◆ Do this ◆
Count, in the entries below, the lines in which "current" occurs. Give the number, nothing more.

◆ Dataset records ◆
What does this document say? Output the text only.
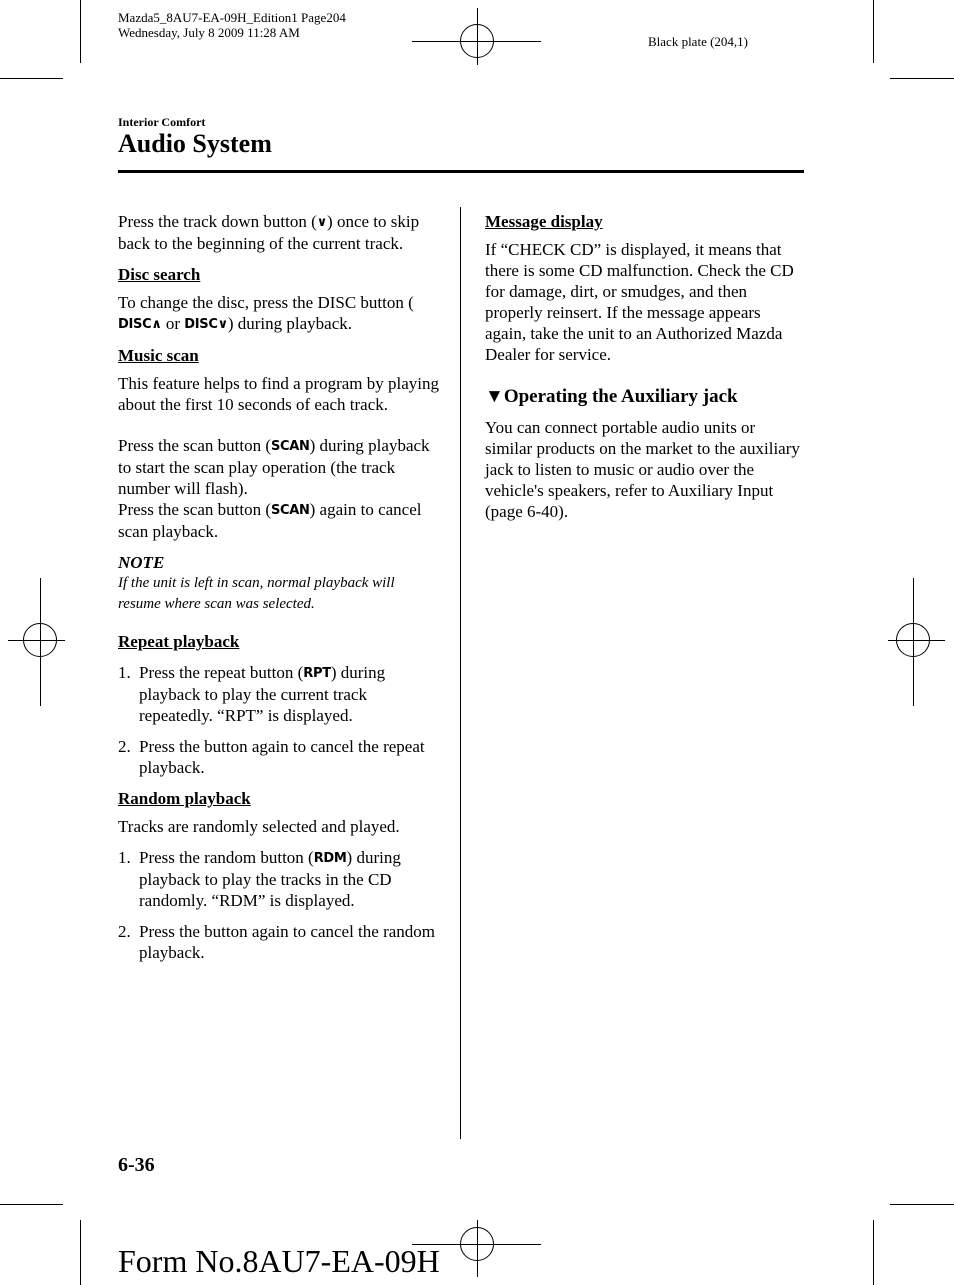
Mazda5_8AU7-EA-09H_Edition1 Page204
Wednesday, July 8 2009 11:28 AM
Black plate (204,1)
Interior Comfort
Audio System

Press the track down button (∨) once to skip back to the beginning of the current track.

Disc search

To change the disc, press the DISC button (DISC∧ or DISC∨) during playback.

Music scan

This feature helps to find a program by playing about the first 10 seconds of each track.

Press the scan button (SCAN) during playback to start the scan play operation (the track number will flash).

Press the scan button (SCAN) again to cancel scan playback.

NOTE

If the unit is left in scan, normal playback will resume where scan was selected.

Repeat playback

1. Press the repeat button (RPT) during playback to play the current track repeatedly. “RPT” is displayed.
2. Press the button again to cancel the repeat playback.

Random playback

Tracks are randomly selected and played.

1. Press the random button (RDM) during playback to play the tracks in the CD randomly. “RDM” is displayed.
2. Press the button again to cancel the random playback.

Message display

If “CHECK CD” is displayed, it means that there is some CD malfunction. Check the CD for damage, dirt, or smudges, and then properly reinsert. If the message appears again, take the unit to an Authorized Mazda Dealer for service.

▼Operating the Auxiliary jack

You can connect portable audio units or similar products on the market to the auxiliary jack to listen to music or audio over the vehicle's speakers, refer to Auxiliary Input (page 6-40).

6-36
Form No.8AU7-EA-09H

◆ Worked solution ◆
2